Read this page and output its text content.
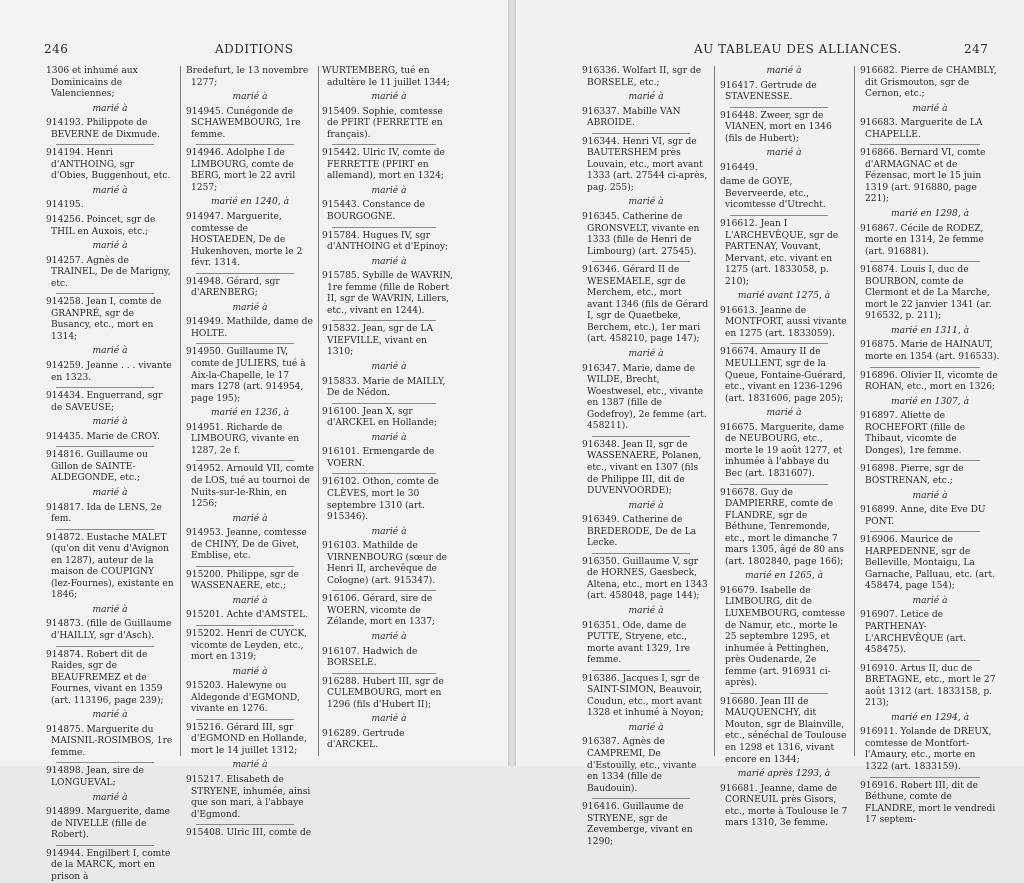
246	ADDITIONS
1306 et inhumé aux Dominicains de Valenciennes;
marié à
914193. Philippote de BEVERNE de Dixmude.
914194. Henri d'ANTHOING, sgr d'Obies, Buggenhout, etc.
marié à
914195.
914256. Poincet, sgr de THIL en Auxois, etc.;
marié à
914257. Agnès de TRAINEL, De de Marigny, etc.
914258. Jean I, comte de GRANPRÉ, sgr de Busancy, etc., mort en 1314;
marié à
914259. Jeanne . . . vivante en 1323.
914434. Enguerrand, sgr de SAVEUSE;
marié à
914435. Marie de CROY.
914816. Guillaume ou Gillon de SAINTE-ALDEGONDE, etc.;
marié à
914817. Ida de LENS, 2e fem.
914872. Eustache MALET (qu'on dit venu d'Avignon en 1287), auteur de la maison de COUPIGNY (lez-Fournes), existante en 1846;
marié à
914873. (fille de Guillaume d'HAILLY, sgr d'Asch).
914874. Robert dit de Raides, sgr de BEAUFREMEZ et de Fournes, vivant en 1359 (art. 113196, page 239);
marié à
914875. Marguerite du MAISNIL-ROSIMBOS, 1re femme.
914898. Jean, sire de LONGUEVAL;
marié à
914899. Marguerite, dame de NIVELLE (fille de Robert).
914944. Engilbert I, comte de la MARCK, mort en prison à
Bredefurt, le 13 novembre 1277;
marié à
914945. Cunégonde de SCHAWEMBOURG, 1re femme.
914946. Adolphe I de LIMBOURG, comte de BERG, mort le 22 avril 1257;
marié en 1240, à
914947. Marguerite, comtesse de HOSTAEDEN, De de Hukenhoven, morte le 2 févr. 1314.
914948. Gérard, sgr d'ARENBERG;
marié à
914949. Mathilde, dame de HOLTE.
914950. Guillaume IV, comte de JULIERS, tué à Aix-la-Chapelle, le 17 mars 1278 (art. 914954, page 195);
marié en 1236, à
914951. Richarde de LIMBOURG, vivante en 1287, 2e f.
914952. Arnould VII, comte de LOS, tué au tournoi de Nuits-sur-le-Rhin, en 1256;
marié à
914953. Jeanne, comtesse de CHINY, De de Givet, Emblise, etc.
915200. Philippe, sgr de WASSENAERE, etc.;
marié à
915201. Achte d'AMSTEL.
915202. Henri de CUYCK, vicomte de Leyden, etc., mort en 1319;
marié à
915203. Halewyne ou Aldegonde d'EGMOND, vivante en 1276.
915216. Gérard III, sgr d'EGMOND en Hollande, mort le 14 juillet 1312;
marié à
915217. Elisabeth de STRYENE, inhumée, ainsi que son mari, à l'abbaye d'Egmond.
915408. Ulric III, comte de
WURTEMBERG, tué en adultère le 11 juillet 1344;
marié à
915409. Sophie, comtesse de PFIRT (FERRETTE en français).
915442. Ulric IV, comte de FERRETTE (PFIRT en allemand), mort en 1324;
marié à
915443. Constance de BOURGOGNE.
915784. Hugues IV, sgr d'ANTHOING et d'Epinoy;
marié à
915785. Sybille de WAVRIN, 1re femme (fille de Robert II, sgr de WAVRIN, Lillers, etc., vivant en 1244).
915832. Jean, sgr de LA VIEFVILLE, vivant en 1310;
marié à
915833. Marie de MAILLY, De de Nédon.
916100. Jean X, sgr d'ARCKEL en Hollande;
marié à
916101. Ermengarde de VOERN.
916102. Othon, comte de CLÈVES, mort le 30 septembre 1310 (art. 915346).
marié à
916103. Mathilde de VIRNENBOURG (sœur de Henri II, archevêque de Cologne) (art. 915347).
916106. Gérard, sire de WOERN, vicomte de Zélande, mort en 1337;
marié à
916107. Hadwich de BORSELE.
916288. Hubert III, sgr de CULEMBOURG, mort en 1296 (fils d'Hubert II);
marié à
916289. Gertrude d'ARCKEL.
AU TABLEAU DES ALLIANCES.	247
916336. Wolfart II, sgr de BORSELE, etc.;
marié à
916337. Mabille VAN ABROIDE.
916344. Henri VI, sgr de BAUTERSHEM près Louvain, etc., mort avant 1333 (art. 27544 ci-après, pag. 255);
marié à
916345. Catherine de GRONSVELT, vivante en 1333 (fille de Henri de Limbourg) (art. 27545).
916346. Gérard II de WESEMAELE, sgr de Merchem, etc., mort avant 1346 (fils de Gérard I, sgr de Quaetbeke, Berchem, etc.), 1er mari (art. 458210, page 147);
marié à
916347. Marie, dame de WILDE, Brecht, Woestwesel, etc., vivante en 1387 (fille de Godefroy), 2e femme (art. 458211).
916348. Jean II, sgr de WASSENAERE, Polanen, etc., vivant en 1307 (fils de Philippe III, dit de DUVENVOORDE);
marié à
916349. Catherine de BREDERODE, De de La Lecke.
916350. Guillaume V, sgr de HORNES, Gaesbeck, Altena, etc., mort en 1343 (art. 458048, page 144);
marié à
916351. Ode, dame de PUTTE, Stryene, etc., morte avant 1329, 1re femme.
916386. Jacques I, sgr de SAINT-SIMON, Beauvoir, Coudun, etc., mort avant 1328 et inhumé à Noyon;
marié à
916387. Agnès de CAMPREMI, De d'Estouilly, etc., vivante en 1334 (fille de Baudouin).
916416. Guillaume de STRYENE, sgr de Zevemberge, vivant en 1290;
marié à
916417. Gertrude de STAVENESSE.
916448. Zweer, sgr de VIANEN, mort en 1346 (fils de Hubert);
marié à
916449.
dame de GOYE, Beverveerde, etc., vicomtesse d'Utrecht.
916612. Jean I L'ARCHEVÊQUE, sgr de PARTENAY, Vouvant, Mervant, etc. vivant en 1275 (art. 1833058, p. 210);
marié avant 1275, à
916613. Jeanne de MONTFORT, aussi vivante en 1275 (art. 1833059).
916674. Amaury II de MEULLENT, sgr de la Queue, Fontaine-Guérard, etc., vivant en 1236-1296 (art. 1831606, page 205);
marié à
916675. Marguerite, dame de NEUBOURG, etc., morte le 19 août 1277, et inhumée à l'abbaye du Bec (art. 1831607).
916678. Guy de DAMPIERRE, comte de FLANDRE, sgr de Béthune, Tenremonde, etc., mort le dimanche 7 mars 1305, âgé de 80 ans (art. 1802840, page 166);
marié en 1265, à
916679. Isabelle de LIMBOURG, dit de LUXEMBOURG, comtesse de Namur, etc., morte le 25 septembre 1295, et inhumée à Pettinghen, près Oudenarde, 2e femme (art. 916931 ci-après).
916680. Jean III de MAUQUENCHY, dit Mouton, sgr de Blainville, etc., sénéchal de Toulouse en 1298 et 1316, vivant encore en 1344;
marié après 1293, à
916681. Jeanne, dame de CORNEUIL près Gisors, etc., morte à Toulouse le 7 mars 1310, 3e femme.
916682. Pierre de CHAMBLY, dit Grismouton, sgr de Cernon, etc.;
marié à
916683. Marguerite de LA CHAPELLE.
916866. Bernard VI, comte d'ARMAGNAC et de Fézensac, mort le 15 juin 1319 (art. 916880, page 221);
marié en 1298, à
916867. Cécile de RODEZ, morte en 1314, 2e femme (art. 916881).
916874. Louis I, duc de BOURBON, comte de Clermont et de La Marche, mort le 22 janvier 1341 (ar. 916532, p. 211);
marié en 1311, à
916875. Marie de HAINAUT, morte en 1354 (art. 916533).
916896. Olivier II, vicomte de ROHAN, etc., mort en 1326;
marié en 1307, à
916897. Aliette de ROCHEFORT (fille de Thibaut, vicomte de Donges), 1re femme.
916898. Pierre, sgr de BOSTRENAN, etc.;
marié à
916899. Anne, dite Eve DU PONT.
916906. Maurice de HARPEDENNE, sgr de Belleville, Montaigu, La Garnache, Palluau, etc. (art. 458474, page 154);
marié à
916907. Letice de PARTHENAY-L'ARCHEVÊQUE (art. 458475).
916910. Artus II, duc de BRETAGNE, etc., mort le 27 août 1312 (art. 1833158, p. 213);
marié en 1294, à
916911. Yolande de DREUX, comtesse de Montfort-l'Amaury, etc., morte en 1322 (art. 1833159).
916916. Robert III, dit de Béthune, comte de FLANDRE, mort le vendredi 17 septem-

──────

WHAT YOU NEED TO DO. Using the entries above, find all lines with "Toulouse". Copy them.

WRITTEN ANSWER.
916680. Jean III de MAUQUENCHY, dit Mouton, sgr de Blainville, etc., sénéchal de Toulouse en 1298 et 1316, vivant encore en 1344;
916681. Jeanne, dame de CORNEUIL près Gisors, etc., morte à Toulouse le 7 mars 1310, 3e femme.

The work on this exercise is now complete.